#### Written task:
Can you transcribe every record below exactly as it appears?

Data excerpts
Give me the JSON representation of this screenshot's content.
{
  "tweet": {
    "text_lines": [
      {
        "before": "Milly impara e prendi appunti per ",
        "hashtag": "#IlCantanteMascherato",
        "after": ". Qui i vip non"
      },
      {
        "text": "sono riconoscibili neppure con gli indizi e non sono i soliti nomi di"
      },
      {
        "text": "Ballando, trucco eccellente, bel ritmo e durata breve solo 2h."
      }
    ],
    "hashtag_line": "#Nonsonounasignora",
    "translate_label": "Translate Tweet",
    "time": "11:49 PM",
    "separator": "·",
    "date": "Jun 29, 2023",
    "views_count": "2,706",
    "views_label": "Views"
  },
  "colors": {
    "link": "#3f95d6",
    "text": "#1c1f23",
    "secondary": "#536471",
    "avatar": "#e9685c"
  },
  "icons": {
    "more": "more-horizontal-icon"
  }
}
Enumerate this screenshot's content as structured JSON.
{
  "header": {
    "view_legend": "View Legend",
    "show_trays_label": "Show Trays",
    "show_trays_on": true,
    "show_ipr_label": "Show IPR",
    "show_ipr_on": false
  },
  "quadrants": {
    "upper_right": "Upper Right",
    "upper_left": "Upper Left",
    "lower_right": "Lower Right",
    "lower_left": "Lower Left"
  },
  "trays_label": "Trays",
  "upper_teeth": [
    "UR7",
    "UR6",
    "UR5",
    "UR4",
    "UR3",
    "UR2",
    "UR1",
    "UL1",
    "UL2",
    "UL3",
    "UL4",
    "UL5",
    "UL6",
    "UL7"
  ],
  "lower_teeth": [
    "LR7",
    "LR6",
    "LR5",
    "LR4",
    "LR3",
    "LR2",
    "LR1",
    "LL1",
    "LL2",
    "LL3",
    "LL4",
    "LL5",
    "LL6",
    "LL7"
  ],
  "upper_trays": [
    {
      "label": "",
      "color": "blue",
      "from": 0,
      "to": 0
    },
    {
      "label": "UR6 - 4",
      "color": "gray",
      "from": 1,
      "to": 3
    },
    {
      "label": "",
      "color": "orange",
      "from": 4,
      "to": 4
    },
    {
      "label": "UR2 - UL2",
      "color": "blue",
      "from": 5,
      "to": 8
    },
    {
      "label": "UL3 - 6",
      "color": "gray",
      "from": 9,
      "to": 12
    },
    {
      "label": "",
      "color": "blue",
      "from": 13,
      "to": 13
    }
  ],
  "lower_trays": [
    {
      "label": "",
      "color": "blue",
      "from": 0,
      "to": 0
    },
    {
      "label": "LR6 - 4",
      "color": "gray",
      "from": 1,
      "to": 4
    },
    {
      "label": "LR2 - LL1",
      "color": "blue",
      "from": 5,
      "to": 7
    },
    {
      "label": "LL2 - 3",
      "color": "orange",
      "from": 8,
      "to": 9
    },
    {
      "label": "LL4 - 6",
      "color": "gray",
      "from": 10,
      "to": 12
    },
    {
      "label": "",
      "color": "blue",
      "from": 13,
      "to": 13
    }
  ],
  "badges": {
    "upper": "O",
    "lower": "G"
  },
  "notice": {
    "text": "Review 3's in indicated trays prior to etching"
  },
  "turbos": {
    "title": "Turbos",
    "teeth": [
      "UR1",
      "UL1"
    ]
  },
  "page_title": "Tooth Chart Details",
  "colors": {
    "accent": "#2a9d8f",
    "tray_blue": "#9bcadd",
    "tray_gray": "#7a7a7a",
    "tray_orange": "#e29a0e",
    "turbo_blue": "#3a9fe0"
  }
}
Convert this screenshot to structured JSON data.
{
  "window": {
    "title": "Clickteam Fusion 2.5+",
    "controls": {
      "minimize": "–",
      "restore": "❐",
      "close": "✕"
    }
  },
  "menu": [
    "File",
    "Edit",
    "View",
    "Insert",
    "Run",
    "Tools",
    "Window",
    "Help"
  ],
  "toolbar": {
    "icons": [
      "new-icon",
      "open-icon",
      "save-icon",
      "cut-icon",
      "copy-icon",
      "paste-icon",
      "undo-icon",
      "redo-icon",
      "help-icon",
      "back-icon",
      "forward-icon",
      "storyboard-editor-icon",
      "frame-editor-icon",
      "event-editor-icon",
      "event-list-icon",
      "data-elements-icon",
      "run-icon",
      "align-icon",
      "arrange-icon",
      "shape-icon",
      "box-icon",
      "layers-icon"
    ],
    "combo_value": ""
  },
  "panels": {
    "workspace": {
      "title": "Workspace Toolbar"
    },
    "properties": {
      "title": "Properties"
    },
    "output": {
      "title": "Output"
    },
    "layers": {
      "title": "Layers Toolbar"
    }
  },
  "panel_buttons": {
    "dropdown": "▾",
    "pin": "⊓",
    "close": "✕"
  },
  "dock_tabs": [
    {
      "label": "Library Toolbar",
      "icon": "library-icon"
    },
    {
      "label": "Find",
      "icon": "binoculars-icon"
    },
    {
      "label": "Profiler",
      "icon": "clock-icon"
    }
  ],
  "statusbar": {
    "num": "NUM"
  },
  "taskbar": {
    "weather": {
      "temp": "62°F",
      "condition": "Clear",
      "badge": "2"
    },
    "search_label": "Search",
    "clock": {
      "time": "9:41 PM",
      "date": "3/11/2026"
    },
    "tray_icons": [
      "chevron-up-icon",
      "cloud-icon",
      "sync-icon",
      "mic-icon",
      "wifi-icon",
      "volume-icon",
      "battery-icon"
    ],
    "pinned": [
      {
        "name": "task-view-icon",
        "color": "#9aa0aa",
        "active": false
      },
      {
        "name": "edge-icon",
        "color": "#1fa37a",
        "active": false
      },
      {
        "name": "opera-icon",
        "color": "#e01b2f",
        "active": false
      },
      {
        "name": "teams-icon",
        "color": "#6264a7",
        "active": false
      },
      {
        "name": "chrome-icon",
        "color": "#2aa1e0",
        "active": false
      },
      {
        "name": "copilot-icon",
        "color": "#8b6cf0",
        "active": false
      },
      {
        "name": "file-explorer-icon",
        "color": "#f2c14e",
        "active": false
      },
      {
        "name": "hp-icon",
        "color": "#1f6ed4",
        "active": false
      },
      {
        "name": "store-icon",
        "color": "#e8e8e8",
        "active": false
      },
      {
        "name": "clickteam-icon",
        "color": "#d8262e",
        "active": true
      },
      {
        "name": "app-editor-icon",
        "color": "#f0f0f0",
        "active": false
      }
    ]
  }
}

#### Output below:
Give me the JSON representation of this screenshot's content.
{
  "tweet": {
    "text_lines": [
      {
        "before": "Milly impara e prendi appunti per ",
        "hashtag": "#IlCantanteMascherato",
        "after": ". Qui i vip non"
      },
      {
        "text": "sono riconoscibili neppure con gli indizi e non sono i soliti nomi di"
      },
      {
        "text": "Ballando, trucco eccellente, bel ritmo e durata breve solo 2h."
      }
    ],
    "hashtag_line": "#Nonsonounasignora",
    "translate_label": "Translate Tweet",
    "time": "11:49 PM",
    "separator": "·",
    "date": "Jun 29, 2023",
    "views_count": "2,706",
    "views_label": "Views"
  },
  "colors": {
    "link": "#3f95d6",
    "text": "#1c1f23",
    "secondary": "#536471",
    "avatar": "#e9685c"
  },
  "icons": {
    "more": "more-horizontal-icon"
  }
}
Enumerate this screenshot's content as structured JSON.
{
  "header": {
    "view_legend": "View Legend",
    "show_trays_label": "Show Trays",
    "show_trays_on": true,
    "show_ipr_label": "Show IPR",
    "show_ipr_on": false
  },
  "quadrants": {
    "upper_right": "Upper Right",
    "upper_left": "Upper Left",
    "lower_right": "Lower Right",
    "lower_left": "Lower Left"
  },
  "trays_label": "Trays",
  "upper_teeth": [
    "UR7",
    "UR6",
    "UR5",
    "UR4",
    "UR3",
    "UR2",
    "UR1",
    "UL1",
    "UL2",
    "UL3",
    "UL4",
    "UL5",
    "UL6",
    "UL7"
  ],
  "lower_teeth": [
    "LR7",
    "LR6",
    "LR5",
    "LR4",
    "LR3",
    "LR2",
    "LR1",
    "LL1",
    "LL2",
    "LL3",
    "LL4",
    "LL5",
    "LL6",
    "LL7"
  ],
  "upper_trays": [
    {
      "label": "",
      "color": "blue",
      "from": 0,
      "to": 0
    },
    {
      "label": "UR6 - 4",
      "color": "gray",
      "from": 1,
      "to": 3
    },
    {
      "label": "",
      "color": "orange",
      "from": 4,
      "to": 4
    },
    {
      "label": "UR2 - UL2",
      "color": "blue",
      "from": 5,
      "to": 8
    },
    {
      "label": "UL3 - 6",
      "color": "gray",
      "from": 9,
      "to": 12
    },
    {
      "label": "",
      "color": "blue",
      "from": 13,
      "to": 13
    }
  ],
  "lower_trays": [
    {
      "label": "",
      "color": "blue",
      "from": 0,
      "to": 0
    },
    {
      "label": "LR6 - 4",
      "color": "gray",
      "from": 1,
      "to": 4
    },
    {
      "label": "LR2 - LL1",
      "color": "blue",
      "from": 5,
      "to": 7
    },
    {
      "label": "LL2 - 3",
      "color": "orange",
      "from": 8,
      "to": 9
    },
    {
      "label": "LL4 - 6",
      "color": "gray",
      "from": 10,
      "to": 12
    },
    {
      "label": "",
      "color": "blue",
      "from": 13,
      "to": 13
    }
  ],
  "badges": {
    "upper": "O",
    "lower": "G"
  },
  "notice": {
    "text": "Review 3's in indicated trays prior to etching"
  },
  "turbos": {
    "title": "Turbos",
    "teeth": [
      "UR1",
      "UL1"
    ]
  },
  "page_title": "Tooth Chart Details",
  "colors": {
    "accent": "#2a9d8f",
    "tray_blue": "#9bcadd",
    "tray_gray": "#7a7a7a",
    "tray_orange": "#e29a0e",
    "turbo_blue": "#3a9fe0"
  }
}
Convert this screenshot to structured JSON data.
{
  "window": {
    "title": "Clickteam Fusion 2.5+",
    "controls": {
      "minimize": "–",
      "restore": "❐",
      "close": "✕"
    }
  },
  "menu": [
    "File",
    "Edit",
    "View",
    "Insert",
    "Run",
    "Tools",
    "Window",
    "Help"
  ],
  "toolbar": {
    "icons": [
      "new-icon",
      "open-icon",
      "save-icon",
      "cut-icon",
      "copy-icon",
      "paste-icon",
      "undo-icon",
      "redo-icon",
      "help-icon",
      "back-icon",
      "forward-icon",
      "storyboard-editor-icon",
      "frame-editor-icon",
      "event-editor-icon",
      "event-list-icon",
      "data-elements-icon",
      "run-icon",
      "align-icon",
      "arrange-icon",
      "shape-icon",
      "box-icon",
      "layers-icon"
    ],
    "combo_value": ""
  },
  "panels": {
    "workspace": {
      "title": "Workspace Toolbar"
    },
    "properties": {
      "title": "Properties"
    },
    "output": {
      "title": "Output"
    },
    "layers": {
      "title": "Layers Toolbar"
    }
  },
  "panel_buttons": {
    "dropdown": "▾",
    "pin": "⊓",
    "close": "✕"
  },
  "dock_tabs": [
    {
      "label": "Library Toolbar",
      "icon": "library-icon"
    },
    {
      "label": "Find",
      "icon": "binoculars-icon"
    },
    {
      "label": "Profiler",
      "icon": "clock-icon"
    }
  ],
  "statusbar": {
    "num": "NUM"
  },
  "taskbar": {
    "weather": {
      "temp": "62°F",
      "condition": "Clear",
      "badge": "2"
    },
    "search_label": "Search",
    "clock": {
      "time": "9:41 PM",
      "date": "3/11/2026"
    },
    "tray_icons": [
      "chevron-up-icon",
      "cloud-icon",
      "sync-icon",
      "mic-icon",
      "wifi-icon",
      "volume-icon",
      "battery-icon"
    ],
    "pinned": [
      {
        "name": "task-view-icon",
        "color": "#9aa0aa",
        "active": false
      },
      {
        "name": "edge-icon",
        "color": "#1fa37a",
        "active": false
      },
      {
        "name": "opera-icon",
        "color": "#e01b2f",
        "active": false
      },
      {
        "name": "teams-icon",
        "color": "#6264a7",
        "active": false
      },
      {
        "name": "chrome-icon",
        "color": "#2aa1e0",
        "active": false
      },
      {
        "name": "copilot-icon",
        "color": "#8b6cf0",
        "active": false
      },
      {
        "name": "file-explorer-icon",
        "color": "#f2c14e",
        "active": false
      },
      {
        "name": "hp-icon",
        "color": "#1f6ed4",
        "active": false
      },
      {
        "name": "store-icon",
        "color": "#e8e8e8",
        "active": false
      },
      {
        "name": "clickteam-icon",
        "color": "#d8262e",
        "active": true
      },
      {
        "name": "app-editor-icon",
        "color": "#f0f0f0",
        "active": false
      }
    ]
  }
}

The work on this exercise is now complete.